* _What the exercise asks_
Write the records out again exactly, leaving no images in.

* _Data rows_
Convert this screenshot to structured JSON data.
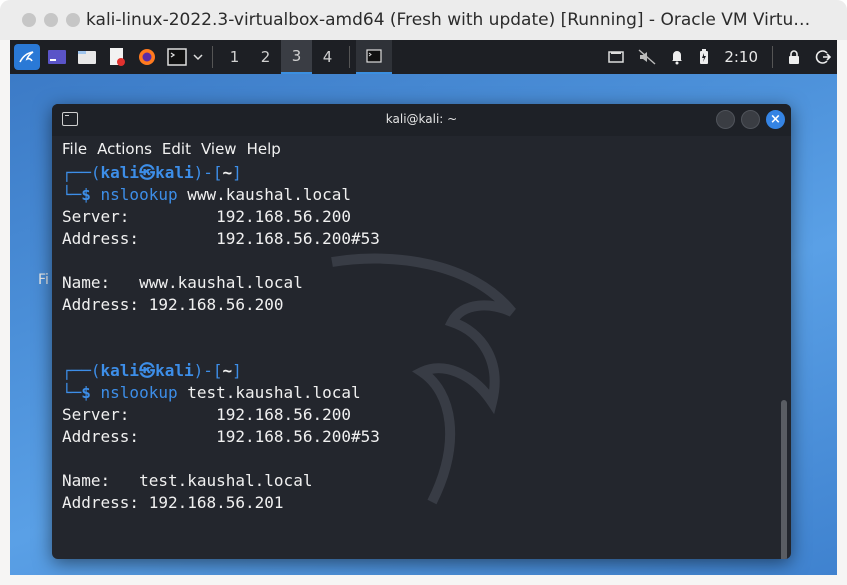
{
  "host": {
    "title": "kali-linux-2022.3-virtualbox-amd64 (Fresh with update) [Running] - Oracle VM Virtu…"
  },
  "panel": {
    "workspaces": [
      "1",
      "2",
      "3",
      "4"
    ],
    "active_workspace": "3",
    "clock": "2:10",
    "accent_color": "#3b8fe0"
  },
  "desktop": {
    "partial_label": "Fi"
  },
  "terminal": {
    "title": "kali@kali: ~",
    "close_symbol": "×",
    "menu": [
      "File",
      "Actions",
      "Edit",
      "View",
      "Help"
    ],
    "sessions": [
      {
        "prompt_top_left": "┌──(",
        "user": "kali㉿kali",
        "prompt_mid": ")-[",
        "path": "~",
        "prompt_end": "]",
        "prompt_bottom": "└─",
        "dollar": "$ ",
        "cmd": "nslookup",
        "arg": " www.kaushal.local",
        "output": [
          "Server:         192.168.56.200",
          "Address:        192.168.56.200#53",
          "",
          "Name:   www.kaushal.local",
          "Address: 192.168.56.200",
          "",
          ""
        ]
      },
      {
        "prompt_top_left": "┌──(",
        "user": "kali㉿kali",
        "prompt_mid": ")-[",
        "path": "~",
        "prompt_end": "]",
        "prompt_bottom": "└─",
        "dollar": "$ ",
        "cmd": "nslookup",
        "arg": " test.kaushal.local",
        "output": [
          "Server:         192.168.56.200",
          "Address:        192.168.56.200#53",
          "",
          "Name:   test.kaushal.local",
          "Address: 192.168.56.201"
        ]
      }
    ]
  }
}
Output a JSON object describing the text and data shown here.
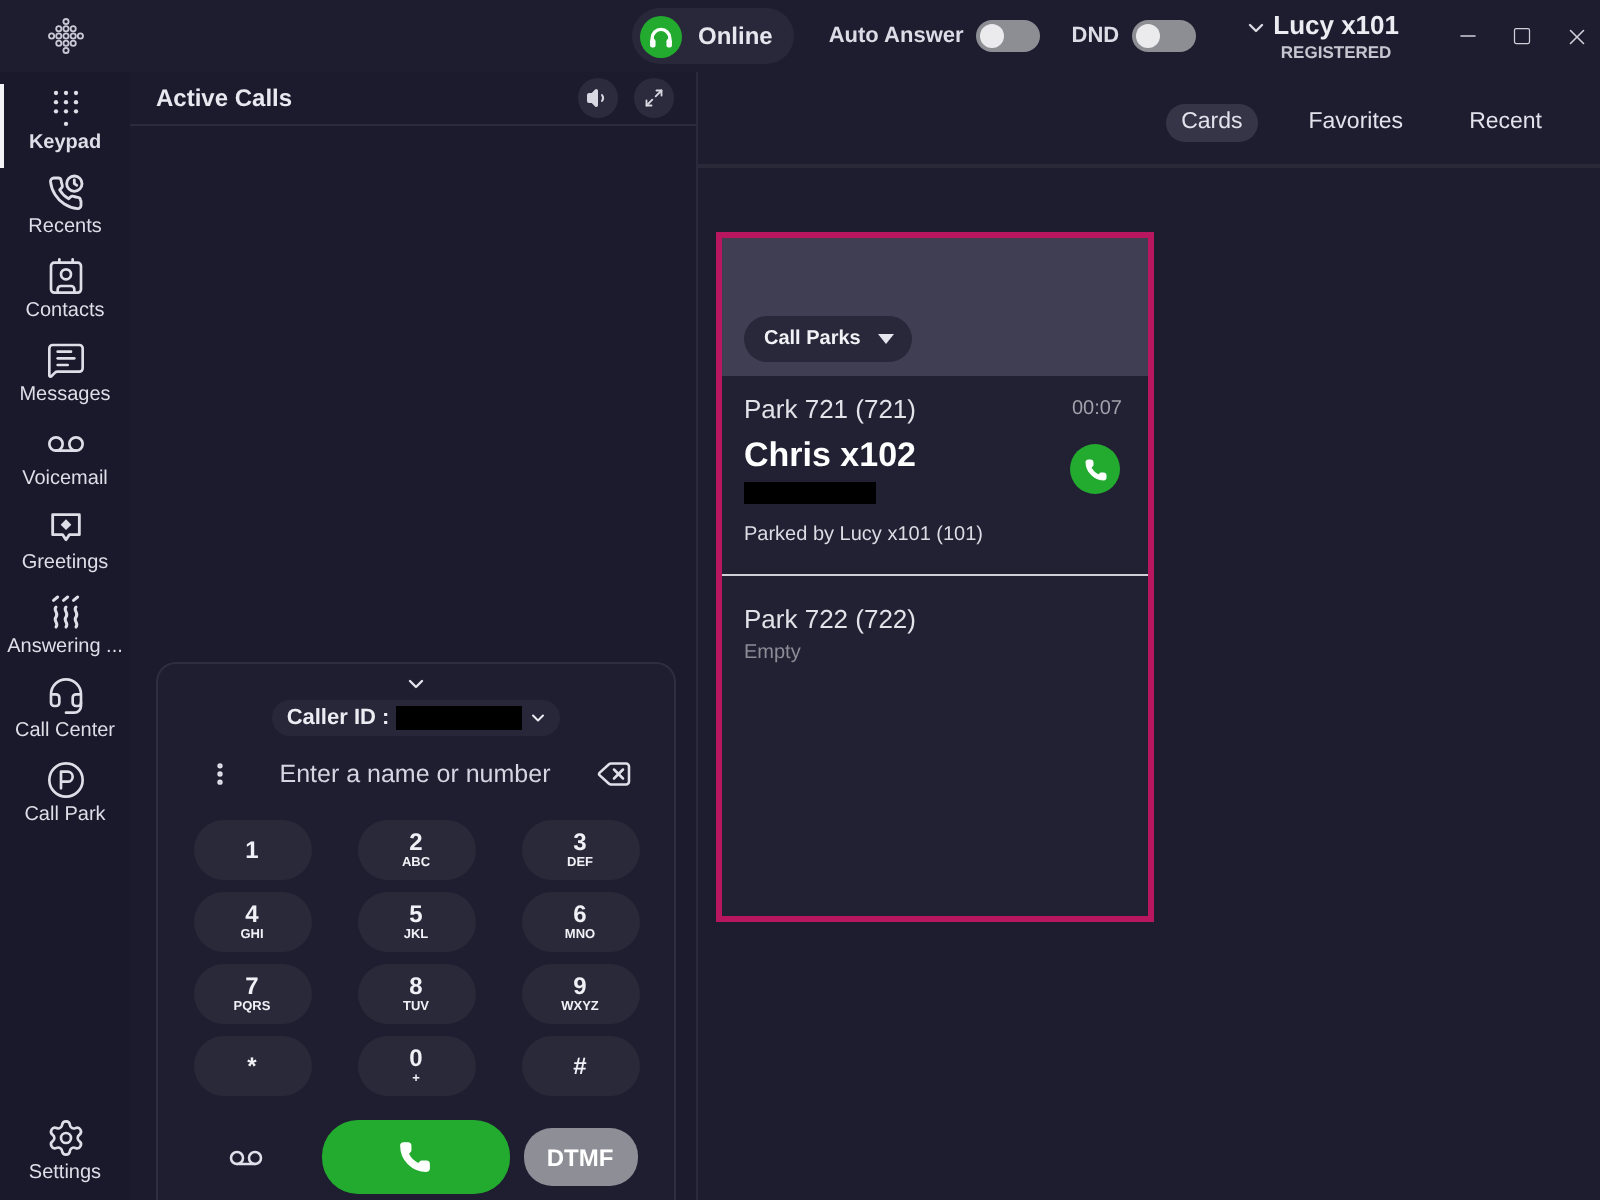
{
  "title_bar": {
    "status": {
      "label": "Online"
    },
    "toggles": [
      {
        "label": "Auto Answer",
        "on": false
      },
      {
        "label": "DND",
        "on": false
      }
    ],
    "account": {
      "name": "Lucy x101",
      "status": "REGISTERED"
    }
  },
  "sidebar": {
    "items": [
      {
        "kind": "keypad",
        "label": "Keypad",
        "selected": true
      },
      {
        "kind": "recents",
        "label": "Recents",
        "selected": false
      },
      {
        "kind": "contacts",
        "label": "Contacts",
        "selected": false
      },
      {
        "kind": "messages",
        "label": "Messages",
        "selected": false
      },
      {
        "kind": "voicemail",
        "label": "Voicemail",
        "selected": false
      },
      {
        "kind": "greetings",
        "label": "Greetings",
        "selected": false
      },
      {
        "kind": "answering",
        "label": "Answering ...",
        "selected": false
      },
      {
        "kind": "callcenter",
        "label": "Call Center",
        "selected": false
      },
      {
        "kind": "callpark",
        "label": "Call Park",
        "selected": false
      }
    ],
    "footer": {
      "kind": "settings",
      "label": "Settings",
      "selected": false
    }
  },
  "active_calls": {
    "title": "Active Calls"
  },
  "dialer": {
    "caller_id_label": "Caller ID :",
    "placeholder": "Enter a name or number",
    "keys": [
      {
        "digit": "1"
      },
      {
        "digit": "2",
        "letters": "ABC"
      },
      {
        "digit": "3",
        "letters": "DEF"
      },
      {
        "digit": "4",
        "letters": "GHI"
      },
      {
        "digit": "5",
        "letters": "JKL"
      },
      {
        "digit": "6",
        "letters": "MNO"
      },
      {
        "digit": "7",
        "letters": "PQRS"
      },
      {
        "digit": "8",
        "letters": "TUV"
      },
      {
        "digit": "9",
        "letters": "WXYZ"
      },
      {
        "digit": "*"
      },
      {
        "digit": "0",
        "letters": "+"
      },
      {
        "digit": "#"
      }
    ],
    "dtmf": {
      "label": "DTMF",
      "disabled": true
    }
  },
  "view_tabs": [
    {
      "label": "Cards",
      "selected": true
    },
    {
      "label": "Favorites",
      "selected": false
    },
    {
      "label": "Recent",
      "selected": false
    }
  ],
  "park_card": {
    "highlighted": true,
    "menu_label": "Call Parks",
    "parks": [
      {
        "title": "Park 721 (721)",
        "timer": "00:07",
        "caller": "Chris x102",
        "parked_by": "Parked by Lucy x101 (101)"
      },
      {
        "title": "Park 722 (722)",
        "status": "Empty"
      }
    ]
  }
}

* _Final result_
Convert this screenshot to structured JSON data.
{
  "host": {
    "title": "kali-linux-2022.3-virtualbox-amd64 (Fresh with update) [Running] - Oracle VM Virtu…"
  },
  "panel": {
    "workspaces": [
      "1",
      "2",
      "3",
      "4"
    ],
    "active_workspace": "3",
    "clock": "2:10",
    "accent_color": "#3b8fe0"
  },
  "desktop": {
    "partial_label": "Fi"
  },
  "terminal": {
    "title": "kali@kali: ~",
    "close_symbol": "×",
    "menu": [
      "File",
      "Actions",
      "Edit",
      "View",
      "Help"
    ],
    "sessions": [
      {
        "prompt_top_left": "┌──(",
        "user": "kali㉿kali",
        "prompt_mid": ")-[",
        "path": "~",
        "prompt_end": "]",
        "prompt_bottom": "└─",
        "dollar": "$ ",
        "cmd": "nslookup",
        "arg": " www.kaushal.local",
        "output": [
          "Server:         192.168.56.200",
          "Address:        192.168.56.200#53",
          "",
          "Name:   www.kaushal.local",
          "Address: 192.168.56.200",
          "",
          ""
        ]
      },
      {
        "prompt_top_left": "┌──(",
        "user": "kali㉿kali",
        "prompt_mid": ")-[",
        "path": "~",
        "prompt_end": "]",
        "prompt_bottom": "└─",
        "dollar": "$ ",
        "cmd": "nslookup",
        "arg": " test.kaushal.local",
        "output": [
          "Server:         192.168.56.200",
          "Address:        192.168.56.200#53",
          "",
          "Name:   test.kaushal.local",
          "Address: 192.168.56.201"
        ]
      }
    ]
  }
}
Output a JSON object describing the text and data shown here.
{
  "title_bar": {
    "status": {
      "label": "Online"
    },
    "toggles": [
      {
        "label": "Auto Answer",
        "on": false
      },
      {
        "label": "DND",
        "on": false
      }
    ],
    "account": {
      "name": "Lucy x101",
      "status": "REGISTERED"
    }
  },
  "sidebar": {
    "items": [
      {
        "kind": "keypad",
        "label": "Keypad",
        "selected": true
      },
      {
        "kind": "recents",
        "label": "Recents",
        "selected": false
      },
      {
        "kind": "contacts",
        "label": "Contacts",
        "selected": false
      },
      {
        "kind": "messages",
        "label": "Messages",
        "selected": false
      },
      {
        "kind": "voicemail",
        "label": "Voicemail",
        "selected": false
      },
      {
        "kind": "greetings",
        "label": "Greetings",
        "selected": false
      },
      {
        "kind": "answering",
        "label": "Answering ...",
        "selected": false
      },
      {
        "kind": "callcenter",
        "label": "Call Center",
        "selected": false
      },
      {
        "kind": "callpark",
        "label": "Call Park",
        "selected": false
      }
    ],
    "footer": {
      "kind": "settings",
      "label": "Settings",
      "selected": false
    }
  },
  "active_calls": {
    "title": "Active Calls"
  },
  "dialer": {
    "caller_id_label": "Caller ID :",
    "placeholder": "Enter a name or number",
    "keys": [
      {
        "digit": "1"
      },
      {
        "digit": "2",
        "letters": "ABC"
      },
      {
        "digit": "3",
        "letters": "DEF"
      },
      {
        "digit": "4",
        "letters": "GHI"
      },
      {
        "digit": "5",
        "letters": "JKL"
      },
      {
        "digit": "6",
        "letters": "MNO"
      },
      {
        "digit": "7",
        "letters": "PQRS"
      },
      {
        "digit": "8",
        "letters": "TUV"
      },
      {
        "digit": "9",
        "letters": "WXYZ"
      },
      {
        "digit": "*"
      },
      {
        "digit": "0",
        "letters": "+"
      },
      {
        "digit": "#"
      }
    ],
    "dtmf": {
      "label": "DTMF",
      "disabled": true
    }
  },
  "view_tabs": [
    {
      "label": "Cards",
      "selected": true
    },
    {
      "label": "Favorites",
      "selected": false
    },
    {
      "label": "Recent",
      "selected": false
    }
  ],
  "park_card": {
    "highlighted": true,
    "menu_label": "Call Parks",
    "parks": [
      {
        "title": "Park 721 (721)",
        "timer": "00:07",
        "caller": "Chris x102",
        "parked_by": "Parked by Lucy x101 (101)"
      },
      {
        "title": "Park 722 (722)",
        "status": "Empty"
      }
    ]
  }
}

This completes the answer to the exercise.